BEGIN EXTRACTED RECORDS
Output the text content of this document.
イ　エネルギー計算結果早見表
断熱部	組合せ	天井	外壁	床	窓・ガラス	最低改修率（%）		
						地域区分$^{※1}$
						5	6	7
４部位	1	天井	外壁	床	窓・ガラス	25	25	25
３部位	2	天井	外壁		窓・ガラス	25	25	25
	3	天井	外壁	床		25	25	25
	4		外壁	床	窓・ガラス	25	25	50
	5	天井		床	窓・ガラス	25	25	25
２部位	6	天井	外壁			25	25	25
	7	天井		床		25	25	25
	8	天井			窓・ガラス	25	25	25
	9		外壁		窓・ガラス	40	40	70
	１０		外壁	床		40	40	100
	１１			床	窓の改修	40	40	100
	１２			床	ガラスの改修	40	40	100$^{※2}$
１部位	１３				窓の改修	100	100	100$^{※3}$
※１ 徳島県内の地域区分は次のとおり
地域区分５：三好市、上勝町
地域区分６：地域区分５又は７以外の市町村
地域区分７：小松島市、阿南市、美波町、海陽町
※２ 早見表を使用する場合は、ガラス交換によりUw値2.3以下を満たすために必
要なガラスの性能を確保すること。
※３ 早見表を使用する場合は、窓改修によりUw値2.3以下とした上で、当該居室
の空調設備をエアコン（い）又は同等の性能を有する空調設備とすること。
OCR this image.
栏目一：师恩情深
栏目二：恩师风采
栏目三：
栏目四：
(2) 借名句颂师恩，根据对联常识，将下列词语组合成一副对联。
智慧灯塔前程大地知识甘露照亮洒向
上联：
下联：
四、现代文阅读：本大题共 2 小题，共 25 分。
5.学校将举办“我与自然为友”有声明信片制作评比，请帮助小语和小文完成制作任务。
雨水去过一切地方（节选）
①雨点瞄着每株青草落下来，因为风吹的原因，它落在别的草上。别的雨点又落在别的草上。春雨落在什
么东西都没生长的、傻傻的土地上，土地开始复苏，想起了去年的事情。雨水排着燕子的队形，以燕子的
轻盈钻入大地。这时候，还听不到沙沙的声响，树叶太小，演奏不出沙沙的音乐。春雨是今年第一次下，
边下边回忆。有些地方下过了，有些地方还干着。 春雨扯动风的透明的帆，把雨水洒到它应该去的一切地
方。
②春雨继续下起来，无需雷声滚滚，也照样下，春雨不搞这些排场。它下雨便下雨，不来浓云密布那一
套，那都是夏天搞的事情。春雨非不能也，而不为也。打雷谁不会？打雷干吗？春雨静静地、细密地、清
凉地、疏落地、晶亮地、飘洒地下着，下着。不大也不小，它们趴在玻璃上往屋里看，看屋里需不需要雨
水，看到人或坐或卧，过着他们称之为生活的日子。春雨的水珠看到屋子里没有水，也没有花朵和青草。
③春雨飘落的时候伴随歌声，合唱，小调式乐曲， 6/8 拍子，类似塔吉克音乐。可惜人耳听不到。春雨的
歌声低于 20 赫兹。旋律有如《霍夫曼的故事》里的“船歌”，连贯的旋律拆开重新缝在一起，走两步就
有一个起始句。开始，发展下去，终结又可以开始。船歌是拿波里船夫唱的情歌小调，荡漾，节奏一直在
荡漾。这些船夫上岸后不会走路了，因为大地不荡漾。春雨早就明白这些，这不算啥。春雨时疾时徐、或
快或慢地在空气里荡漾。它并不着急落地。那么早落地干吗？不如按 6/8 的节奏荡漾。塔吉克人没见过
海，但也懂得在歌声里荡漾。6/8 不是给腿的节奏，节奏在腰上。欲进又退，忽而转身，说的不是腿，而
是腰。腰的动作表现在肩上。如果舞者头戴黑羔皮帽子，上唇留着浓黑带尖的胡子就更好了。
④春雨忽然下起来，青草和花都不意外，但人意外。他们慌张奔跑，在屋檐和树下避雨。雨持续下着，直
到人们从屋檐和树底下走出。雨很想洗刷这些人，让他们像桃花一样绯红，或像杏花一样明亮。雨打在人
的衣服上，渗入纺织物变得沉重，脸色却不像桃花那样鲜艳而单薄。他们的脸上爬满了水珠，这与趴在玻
END EXTRACTED RECORDS
▶ EXERCISE BRIEF
Copy every line that contains the string "this".

▶ EXERCISE RESULT
Output the text content of this document.
OCR this image.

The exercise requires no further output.